Exercise materials>

________________________________________

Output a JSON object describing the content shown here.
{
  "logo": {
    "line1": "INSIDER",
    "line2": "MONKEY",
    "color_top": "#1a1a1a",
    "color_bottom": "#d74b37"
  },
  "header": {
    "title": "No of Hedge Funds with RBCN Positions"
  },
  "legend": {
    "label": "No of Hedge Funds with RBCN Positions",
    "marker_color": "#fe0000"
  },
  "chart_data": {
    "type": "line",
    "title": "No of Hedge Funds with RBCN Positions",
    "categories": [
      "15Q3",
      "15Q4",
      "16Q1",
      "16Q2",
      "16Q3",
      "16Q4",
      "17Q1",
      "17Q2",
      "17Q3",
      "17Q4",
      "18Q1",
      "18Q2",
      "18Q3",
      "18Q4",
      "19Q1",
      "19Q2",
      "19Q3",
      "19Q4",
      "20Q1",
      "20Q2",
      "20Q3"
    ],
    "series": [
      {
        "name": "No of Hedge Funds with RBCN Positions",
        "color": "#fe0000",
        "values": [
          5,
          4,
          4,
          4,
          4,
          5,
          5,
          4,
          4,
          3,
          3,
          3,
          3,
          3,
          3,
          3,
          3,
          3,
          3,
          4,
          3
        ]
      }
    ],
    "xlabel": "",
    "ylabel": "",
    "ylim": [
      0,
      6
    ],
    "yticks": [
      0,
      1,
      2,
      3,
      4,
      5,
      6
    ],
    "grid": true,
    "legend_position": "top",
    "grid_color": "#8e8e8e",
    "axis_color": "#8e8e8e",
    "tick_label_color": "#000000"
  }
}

________________________________________

Exercise brief>
Each record should come back exactly as written.

The solution>
Output a JSON object describing the content shown here.
{
  "logo": {
    "line1": "INSIDER",
    "line2": "MONKEY",
    "color_top": "#1a1a1a",
    "color_bottom": "#d74b37"
  },
  "header": {
    "title": "No of Hedge Funds with RBCN Positions"
  },
  "legend": {
    "label": "No of Hedge Funds with RBCN Positions",
    "marker_color": "#fe0000"
  },
  "chart_data": {
    "type": "line",
    "title": "No of Hedge Funds with RBCN Positions",
    "categories": [
      "15Q3",
      "15Q4",
      "16Q1",
      "16Q2",
      "16Q3",
      "16Q4",
      "17Q1",
      "17Q2",
      "17Q3",
      "17Q4",
      "18Q1",
      "18Q2",
      "18Q3",
      "18Q4",
      "19Q1",
      "19Q2",
      "19Q3",
      "19Q4",
      "20Q1",
      "20Q2",
      "20Q3"
    ],
    "series": [
      {
        "name": "No of Hedge Funds with RBCN Positions",
        "color": "#fe0000",
        "values": [
          5,
          4,
          4,
          4,
          4,
          5,
          5,
          4,
          4,
          3,
          3,
          3,
          3,
          3,
          3,
          3,
          3,
          3,
          3,
          4,
          3
        ]
      }
    ],
    "xlabel": "",
    "ylabel": "",
    "ylim": [
      0,
      6
    ],
    "yticks": [
      0,
      1,
      2,
      3,
      4,
      5,
      6
    ],
    "grid": true,
    "legend_position": "top",
    "grid_color": "#8e8e8e",
    "axis_color": "#8e8e8e",
    "tick_label_color": "#000000"
  }
}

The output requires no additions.